EXERCISE AIM =>
Scan the data below for the string "Note". Show every line where it turns up.

Dataset entries =>
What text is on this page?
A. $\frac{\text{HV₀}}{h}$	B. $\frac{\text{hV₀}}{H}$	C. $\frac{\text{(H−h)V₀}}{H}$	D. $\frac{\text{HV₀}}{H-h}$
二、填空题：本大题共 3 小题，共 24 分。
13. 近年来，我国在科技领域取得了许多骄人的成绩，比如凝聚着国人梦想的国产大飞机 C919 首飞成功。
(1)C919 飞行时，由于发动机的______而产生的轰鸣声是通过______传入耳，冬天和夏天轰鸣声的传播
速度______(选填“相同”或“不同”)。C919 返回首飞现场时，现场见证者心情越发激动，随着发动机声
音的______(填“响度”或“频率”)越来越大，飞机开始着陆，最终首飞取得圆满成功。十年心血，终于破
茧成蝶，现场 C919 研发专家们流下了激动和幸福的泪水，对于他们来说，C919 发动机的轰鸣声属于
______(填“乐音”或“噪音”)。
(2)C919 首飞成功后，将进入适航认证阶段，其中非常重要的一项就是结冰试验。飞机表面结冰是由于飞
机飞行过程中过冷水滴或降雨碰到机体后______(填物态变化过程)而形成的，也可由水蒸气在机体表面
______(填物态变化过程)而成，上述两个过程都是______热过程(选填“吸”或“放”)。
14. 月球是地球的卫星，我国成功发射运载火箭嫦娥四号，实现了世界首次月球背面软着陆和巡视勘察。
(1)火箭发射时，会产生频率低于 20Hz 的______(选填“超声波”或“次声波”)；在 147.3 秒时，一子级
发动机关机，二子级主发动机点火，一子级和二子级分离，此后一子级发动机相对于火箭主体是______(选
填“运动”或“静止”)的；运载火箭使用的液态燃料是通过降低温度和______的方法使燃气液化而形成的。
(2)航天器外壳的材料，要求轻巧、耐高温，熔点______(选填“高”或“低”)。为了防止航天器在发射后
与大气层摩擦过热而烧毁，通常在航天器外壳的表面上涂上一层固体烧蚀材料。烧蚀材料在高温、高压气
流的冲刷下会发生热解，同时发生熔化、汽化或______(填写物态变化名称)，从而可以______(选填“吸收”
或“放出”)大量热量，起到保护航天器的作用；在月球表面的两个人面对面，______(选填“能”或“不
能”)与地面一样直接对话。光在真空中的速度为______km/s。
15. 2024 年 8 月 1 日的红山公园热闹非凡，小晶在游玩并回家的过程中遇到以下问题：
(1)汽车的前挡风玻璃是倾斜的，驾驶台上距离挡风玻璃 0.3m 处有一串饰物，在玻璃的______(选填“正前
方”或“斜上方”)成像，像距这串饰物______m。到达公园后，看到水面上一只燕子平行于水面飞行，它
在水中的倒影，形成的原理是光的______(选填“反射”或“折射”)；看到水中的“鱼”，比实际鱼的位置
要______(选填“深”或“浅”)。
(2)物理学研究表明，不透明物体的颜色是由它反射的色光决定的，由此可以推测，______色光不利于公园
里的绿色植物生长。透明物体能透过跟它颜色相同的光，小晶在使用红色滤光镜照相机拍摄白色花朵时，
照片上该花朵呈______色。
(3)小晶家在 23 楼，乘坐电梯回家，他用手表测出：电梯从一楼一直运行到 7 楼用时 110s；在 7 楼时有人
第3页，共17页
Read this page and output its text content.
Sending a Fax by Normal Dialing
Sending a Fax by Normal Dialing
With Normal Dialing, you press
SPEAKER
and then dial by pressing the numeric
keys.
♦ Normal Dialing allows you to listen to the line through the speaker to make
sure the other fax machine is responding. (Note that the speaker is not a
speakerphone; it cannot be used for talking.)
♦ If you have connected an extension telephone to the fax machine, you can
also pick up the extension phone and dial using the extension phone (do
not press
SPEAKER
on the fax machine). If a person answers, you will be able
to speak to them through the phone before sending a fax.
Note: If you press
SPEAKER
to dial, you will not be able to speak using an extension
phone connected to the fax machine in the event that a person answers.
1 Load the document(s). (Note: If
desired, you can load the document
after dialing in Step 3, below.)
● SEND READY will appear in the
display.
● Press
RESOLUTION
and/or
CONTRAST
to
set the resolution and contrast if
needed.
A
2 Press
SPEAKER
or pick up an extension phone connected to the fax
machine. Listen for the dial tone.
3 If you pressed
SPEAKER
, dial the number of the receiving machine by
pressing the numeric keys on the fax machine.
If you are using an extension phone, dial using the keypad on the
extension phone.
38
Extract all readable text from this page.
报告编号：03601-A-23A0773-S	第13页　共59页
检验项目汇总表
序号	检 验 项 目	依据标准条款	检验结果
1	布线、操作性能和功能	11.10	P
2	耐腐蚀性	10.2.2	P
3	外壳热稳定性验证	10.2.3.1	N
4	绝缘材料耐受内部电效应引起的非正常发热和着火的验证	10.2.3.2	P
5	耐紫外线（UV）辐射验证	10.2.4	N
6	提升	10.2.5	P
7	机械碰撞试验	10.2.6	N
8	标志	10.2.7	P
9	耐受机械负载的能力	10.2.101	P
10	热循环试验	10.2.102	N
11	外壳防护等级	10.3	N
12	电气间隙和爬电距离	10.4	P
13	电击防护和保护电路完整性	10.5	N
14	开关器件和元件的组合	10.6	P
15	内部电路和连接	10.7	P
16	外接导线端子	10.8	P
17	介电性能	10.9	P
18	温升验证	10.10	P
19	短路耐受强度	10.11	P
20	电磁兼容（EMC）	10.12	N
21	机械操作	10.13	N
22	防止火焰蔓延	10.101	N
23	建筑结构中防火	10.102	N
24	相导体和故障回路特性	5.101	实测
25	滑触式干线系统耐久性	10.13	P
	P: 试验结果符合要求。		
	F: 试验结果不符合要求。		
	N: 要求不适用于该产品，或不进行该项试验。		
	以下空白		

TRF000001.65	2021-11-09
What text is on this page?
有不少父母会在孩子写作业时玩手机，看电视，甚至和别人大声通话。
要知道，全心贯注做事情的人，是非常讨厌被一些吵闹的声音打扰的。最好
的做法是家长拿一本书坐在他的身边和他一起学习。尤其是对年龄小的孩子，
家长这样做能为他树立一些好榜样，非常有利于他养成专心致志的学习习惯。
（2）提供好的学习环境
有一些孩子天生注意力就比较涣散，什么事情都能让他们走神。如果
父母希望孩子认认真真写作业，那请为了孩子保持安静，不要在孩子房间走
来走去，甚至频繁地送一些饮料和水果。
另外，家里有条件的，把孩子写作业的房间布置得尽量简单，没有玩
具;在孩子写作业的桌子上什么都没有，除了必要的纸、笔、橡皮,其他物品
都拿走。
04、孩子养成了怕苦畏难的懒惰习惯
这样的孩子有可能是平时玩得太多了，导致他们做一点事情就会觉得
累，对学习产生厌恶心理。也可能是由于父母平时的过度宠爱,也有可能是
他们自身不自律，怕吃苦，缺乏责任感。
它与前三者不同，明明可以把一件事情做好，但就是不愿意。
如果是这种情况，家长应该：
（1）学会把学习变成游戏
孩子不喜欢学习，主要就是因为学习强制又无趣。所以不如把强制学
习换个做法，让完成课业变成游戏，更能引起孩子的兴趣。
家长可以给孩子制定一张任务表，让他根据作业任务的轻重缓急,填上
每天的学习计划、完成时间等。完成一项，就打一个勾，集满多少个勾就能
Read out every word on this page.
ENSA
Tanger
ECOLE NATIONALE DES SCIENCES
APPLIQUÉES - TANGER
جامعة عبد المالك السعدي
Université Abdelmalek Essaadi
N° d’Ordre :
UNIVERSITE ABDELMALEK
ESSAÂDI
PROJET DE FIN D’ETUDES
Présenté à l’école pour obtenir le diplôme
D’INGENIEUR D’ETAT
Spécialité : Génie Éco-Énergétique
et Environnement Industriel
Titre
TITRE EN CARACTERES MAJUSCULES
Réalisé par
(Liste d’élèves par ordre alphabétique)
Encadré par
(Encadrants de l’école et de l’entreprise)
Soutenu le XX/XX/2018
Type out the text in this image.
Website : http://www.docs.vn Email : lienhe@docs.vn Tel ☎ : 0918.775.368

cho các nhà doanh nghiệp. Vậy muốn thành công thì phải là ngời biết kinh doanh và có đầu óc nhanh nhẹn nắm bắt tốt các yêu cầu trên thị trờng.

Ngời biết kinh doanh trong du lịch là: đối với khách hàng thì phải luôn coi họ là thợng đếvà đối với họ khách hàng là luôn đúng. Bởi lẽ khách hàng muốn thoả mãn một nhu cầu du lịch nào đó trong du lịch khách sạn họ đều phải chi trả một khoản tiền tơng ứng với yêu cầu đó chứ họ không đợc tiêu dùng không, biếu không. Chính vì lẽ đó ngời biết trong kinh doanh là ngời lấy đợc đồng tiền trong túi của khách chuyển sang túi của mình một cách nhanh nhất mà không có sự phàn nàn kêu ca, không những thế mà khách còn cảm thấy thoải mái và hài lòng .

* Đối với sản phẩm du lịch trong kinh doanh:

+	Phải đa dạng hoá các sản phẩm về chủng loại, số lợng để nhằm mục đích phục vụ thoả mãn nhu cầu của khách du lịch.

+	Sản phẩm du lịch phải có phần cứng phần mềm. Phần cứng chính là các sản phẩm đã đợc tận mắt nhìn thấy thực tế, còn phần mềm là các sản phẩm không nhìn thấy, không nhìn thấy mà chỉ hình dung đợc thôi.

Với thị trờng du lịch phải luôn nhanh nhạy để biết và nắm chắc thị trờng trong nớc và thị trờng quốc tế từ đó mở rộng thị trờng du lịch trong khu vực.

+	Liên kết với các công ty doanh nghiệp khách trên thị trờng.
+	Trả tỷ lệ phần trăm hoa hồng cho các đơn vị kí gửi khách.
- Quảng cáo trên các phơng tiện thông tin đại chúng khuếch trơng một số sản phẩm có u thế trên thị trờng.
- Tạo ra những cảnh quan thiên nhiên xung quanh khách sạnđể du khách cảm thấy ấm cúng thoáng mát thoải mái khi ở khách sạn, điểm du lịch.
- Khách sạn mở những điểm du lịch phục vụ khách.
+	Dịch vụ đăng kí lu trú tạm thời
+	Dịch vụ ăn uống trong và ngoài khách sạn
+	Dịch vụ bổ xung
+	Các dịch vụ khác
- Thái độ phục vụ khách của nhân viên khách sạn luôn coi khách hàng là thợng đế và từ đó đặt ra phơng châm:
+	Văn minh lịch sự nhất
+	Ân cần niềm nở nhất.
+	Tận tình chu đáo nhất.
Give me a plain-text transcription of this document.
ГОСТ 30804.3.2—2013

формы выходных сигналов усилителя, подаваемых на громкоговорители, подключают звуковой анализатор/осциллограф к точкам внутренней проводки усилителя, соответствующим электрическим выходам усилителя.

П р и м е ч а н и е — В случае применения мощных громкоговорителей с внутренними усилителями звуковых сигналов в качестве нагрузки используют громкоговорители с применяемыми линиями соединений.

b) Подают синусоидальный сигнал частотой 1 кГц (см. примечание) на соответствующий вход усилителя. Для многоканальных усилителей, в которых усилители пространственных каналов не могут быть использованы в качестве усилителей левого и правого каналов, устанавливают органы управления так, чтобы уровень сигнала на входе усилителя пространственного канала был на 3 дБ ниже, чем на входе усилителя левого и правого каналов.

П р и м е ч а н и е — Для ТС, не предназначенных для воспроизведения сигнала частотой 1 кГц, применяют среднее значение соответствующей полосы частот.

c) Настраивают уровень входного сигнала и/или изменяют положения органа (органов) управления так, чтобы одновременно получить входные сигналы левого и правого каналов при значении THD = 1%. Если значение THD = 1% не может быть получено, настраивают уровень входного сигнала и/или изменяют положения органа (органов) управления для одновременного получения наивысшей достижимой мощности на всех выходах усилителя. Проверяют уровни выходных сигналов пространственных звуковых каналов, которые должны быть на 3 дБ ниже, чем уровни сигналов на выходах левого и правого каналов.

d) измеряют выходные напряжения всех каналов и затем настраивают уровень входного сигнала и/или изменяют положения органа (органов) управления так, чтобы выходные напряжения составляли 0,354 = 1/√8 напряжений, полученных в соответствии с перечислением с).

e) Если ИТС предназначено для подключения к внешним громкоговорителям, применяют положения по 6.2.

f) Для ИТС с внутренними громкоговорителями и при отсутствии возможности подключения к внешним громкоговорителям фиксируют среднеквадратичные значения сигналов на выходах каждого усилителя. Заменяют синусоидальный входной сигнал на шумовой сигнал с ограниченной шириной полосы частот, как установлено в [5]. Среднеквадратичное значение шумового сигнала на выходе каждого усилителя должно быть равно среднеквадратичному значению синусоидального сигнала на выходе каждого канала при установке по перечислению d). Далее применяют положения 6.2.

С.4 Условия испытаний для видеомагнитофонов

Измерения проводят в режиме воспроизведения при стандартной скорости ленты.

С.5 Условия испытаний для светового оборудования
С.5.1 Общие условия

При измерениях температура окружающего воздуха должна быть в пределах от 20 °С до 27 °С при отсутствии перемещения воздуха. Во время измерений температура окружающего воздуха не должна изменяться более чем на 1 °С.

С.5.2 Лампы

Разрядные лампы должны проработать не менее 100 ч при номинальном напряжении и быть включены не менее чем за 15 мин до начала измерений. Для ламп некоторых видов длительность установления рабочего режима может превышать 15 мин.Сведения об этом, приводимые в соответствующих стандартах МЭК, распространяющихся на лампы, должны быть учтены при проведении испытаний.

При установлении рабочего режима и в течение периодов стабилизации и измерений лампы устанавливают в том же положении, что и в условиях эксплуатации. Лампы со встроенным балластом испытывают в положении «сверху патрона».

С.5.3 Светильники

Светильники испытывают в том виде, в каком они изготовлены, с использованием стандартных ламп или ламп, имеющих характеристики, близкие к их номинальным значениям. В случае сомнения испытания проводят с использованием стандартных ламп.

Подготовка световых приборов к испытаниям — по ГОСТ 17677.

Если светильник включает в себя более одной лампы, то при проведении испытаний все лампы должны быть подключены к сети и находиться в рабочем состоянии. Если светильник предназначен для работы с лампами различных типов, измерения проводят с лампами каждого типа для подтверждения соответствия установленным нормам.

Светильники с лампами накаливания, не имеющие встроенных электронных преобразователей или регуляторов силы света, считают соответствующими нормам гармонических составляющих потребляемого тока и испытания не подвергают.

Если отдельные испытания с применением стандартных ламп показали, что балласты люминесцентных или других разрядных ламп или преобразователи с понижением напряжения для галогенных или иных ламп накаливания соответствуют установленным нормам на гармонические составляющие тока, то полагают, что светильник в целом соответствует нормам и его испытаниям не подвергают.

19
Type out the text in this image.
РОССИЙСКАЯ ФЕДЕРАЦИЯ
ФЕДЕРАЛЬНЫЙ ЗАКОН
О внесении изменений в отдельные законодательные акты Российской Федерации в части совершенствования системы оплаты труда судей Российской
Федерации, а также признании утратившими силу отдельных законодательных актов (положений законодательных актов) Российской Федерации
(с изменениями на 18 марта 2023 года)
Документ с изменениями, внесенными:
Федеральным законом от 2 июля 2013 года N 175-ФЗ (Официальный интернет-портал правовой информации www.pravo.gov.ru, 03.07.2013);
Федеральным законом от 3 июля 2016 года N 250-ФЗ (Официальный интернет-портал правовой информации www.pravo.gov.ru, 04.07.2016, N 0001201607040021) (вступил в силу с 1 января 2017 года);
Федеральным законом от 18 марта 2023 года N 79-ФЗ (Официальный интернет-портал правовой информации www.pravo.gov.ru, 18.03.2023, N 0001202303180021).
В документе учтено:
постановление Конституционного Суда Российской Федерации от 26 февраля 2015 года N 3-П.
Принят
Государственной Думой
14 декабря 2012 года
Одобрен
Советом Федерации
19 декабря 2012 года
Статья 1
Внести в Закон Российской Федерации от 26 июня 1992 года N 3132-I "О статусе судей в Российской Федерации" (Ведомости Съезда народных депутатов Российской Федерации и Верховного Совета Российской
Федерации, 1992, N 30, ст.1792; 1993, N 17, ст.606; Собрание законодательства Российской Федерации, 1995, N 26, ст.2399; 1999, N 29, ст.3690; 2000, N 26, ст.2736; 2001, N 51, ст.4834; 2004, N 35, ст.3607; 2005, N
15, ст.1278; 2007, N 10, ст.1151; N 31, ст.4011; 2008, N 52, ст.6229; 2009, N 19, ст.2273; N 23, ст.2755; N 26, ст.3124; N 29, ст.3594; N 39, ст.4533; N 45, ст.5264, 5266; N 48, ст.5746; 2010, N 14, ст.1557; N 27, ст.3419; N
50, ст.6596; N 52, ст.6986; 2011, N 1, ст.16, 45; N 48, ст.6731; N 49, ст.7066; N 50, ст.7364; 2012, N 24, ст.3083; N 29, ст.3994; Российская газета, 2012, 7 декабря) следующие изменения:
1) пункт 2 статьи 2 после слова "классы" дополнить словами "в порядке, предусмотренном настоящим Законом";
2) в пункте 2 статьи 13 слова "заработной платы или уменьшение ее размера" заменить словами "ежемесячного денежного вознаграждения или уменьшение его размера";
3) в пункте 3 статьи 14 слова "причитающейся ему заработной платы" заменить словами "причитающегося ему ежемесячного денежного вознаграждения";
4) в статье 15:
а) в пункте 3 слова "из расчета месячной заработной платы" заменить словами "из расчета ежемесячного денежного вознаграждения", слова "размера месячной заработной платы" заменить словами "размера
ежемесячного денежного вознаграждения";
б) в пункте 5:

TASK RESULT =>
sure the other fax machine is responding. (Note that the speaker is not a
Note: If you press
1 Load the document(s). (Note: If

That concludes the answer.